----- Source material -----
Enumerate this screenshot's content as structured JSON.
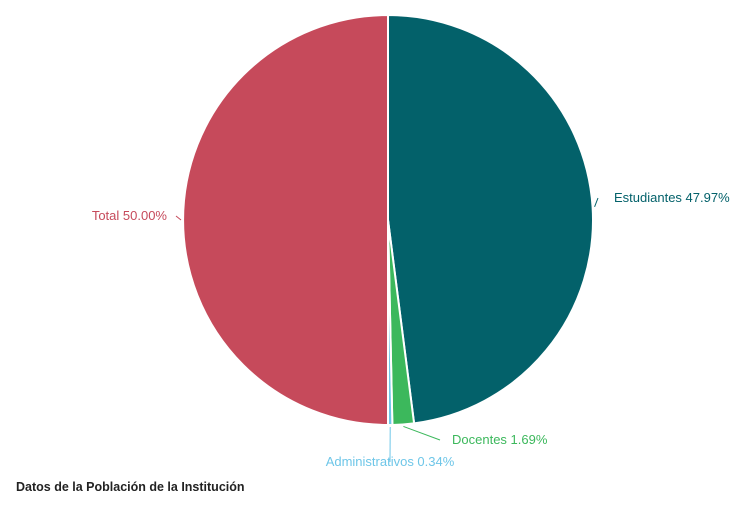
{
  "chart_data": {
    "type": "pie",
    "title": "",
    "slices": [
      {
        "label": "Estudiantes",
        "value": 47.97,
        "display": "47.97%",
        "color": "#03616a"
      },
      {
        "label": "Docentes",
        "value": 1.69,
        "display": "1.69%",
        "color": "#3cb85c"
      },
      {
        "label": "Administrativos",
        "value": 0.34,
        "display": "0.34%",
        "color": "#6ec6e8"
      },
      {
        "label": "Total",
        "value": 50.0,
        "display": "50.00%",
        "color": "#c64a5b"
      }
    ],
    "start_angle_deg": 0,
    "direction": "clockwise",
    "separator_color": "#ffffff",
    "legend": "none"
  },
  "caption": "Datos de la Población de la Institución"
}
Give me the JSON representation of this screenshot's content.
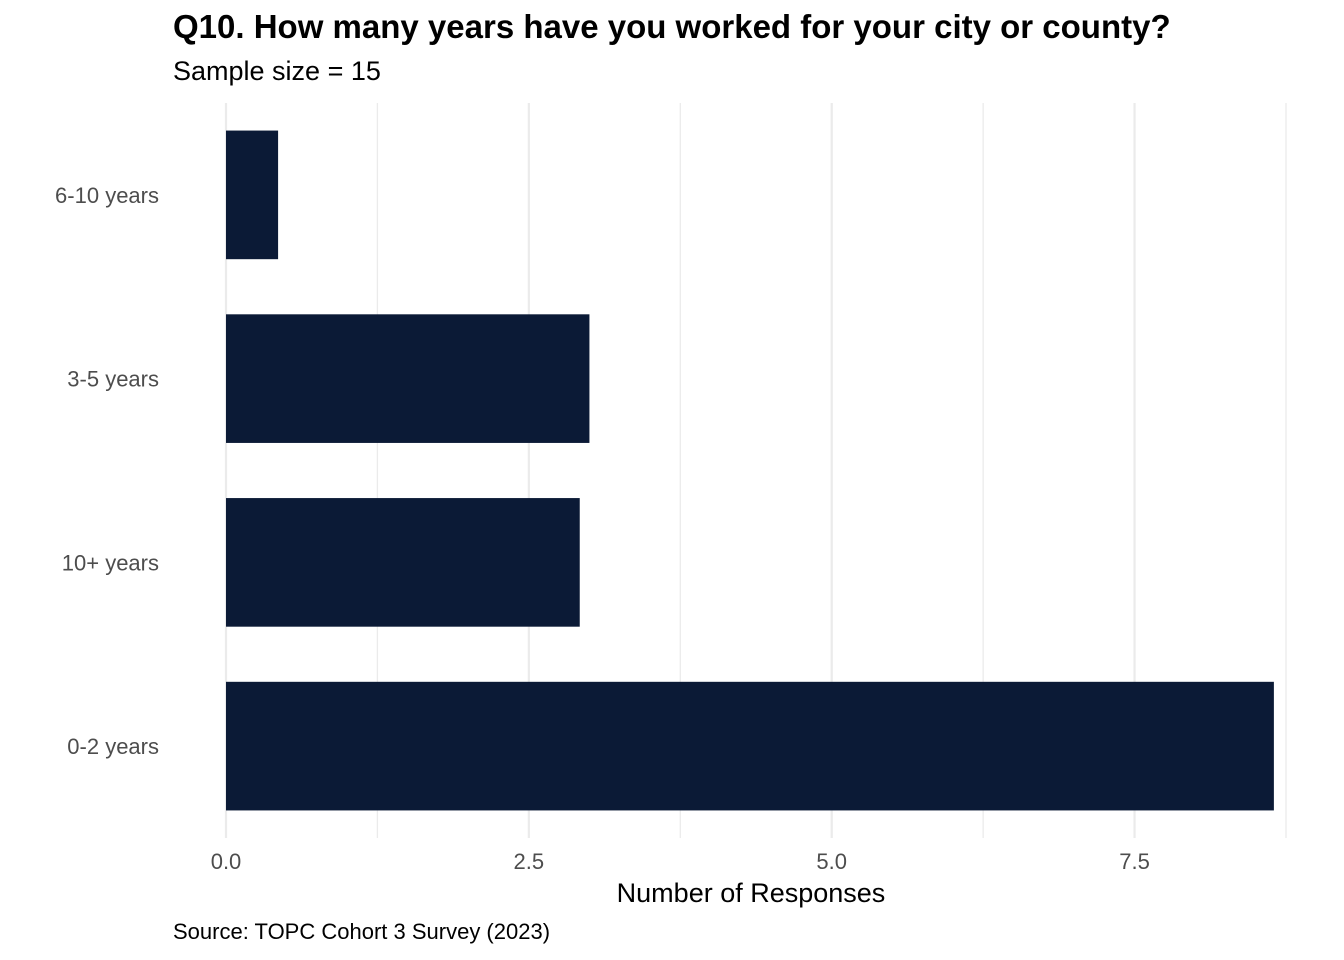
-----
Return the whole listing, word for word, and leave out every picture.

Enumerate this screenshot's content as structured JSON.
{
  "chart_data": {
    "type": "pie",
    "title": "",
    "slices": [
      {
        "label": "Estudiantes",
        "value": 47.97,
        "display": "47.97%",
        "color": "#03616a"
      },
      {
        "label": "Docentes",
        "value": 1.69,
        "display": "1.69%",
        "color": "#3cb85c"
      },
      {
        "label": "Administrativos",
        "value": 0.34,
        "display": "0.34%",
        "color": "#6ec6e8"
      },
      {
        "label": "Total",
        "value": 50.0,
        "display": "50.00%",
        "color": "#c64a5b"
      }
    ],
    "start_angle_deg": 0,
    "direction": "clockwise",
    "separator_color": "#ffffff",
    "legend": "none"
  },
  "caption": "Datos de la Población de la Institución"
}
Give me the JSON representation of this screenshot's content.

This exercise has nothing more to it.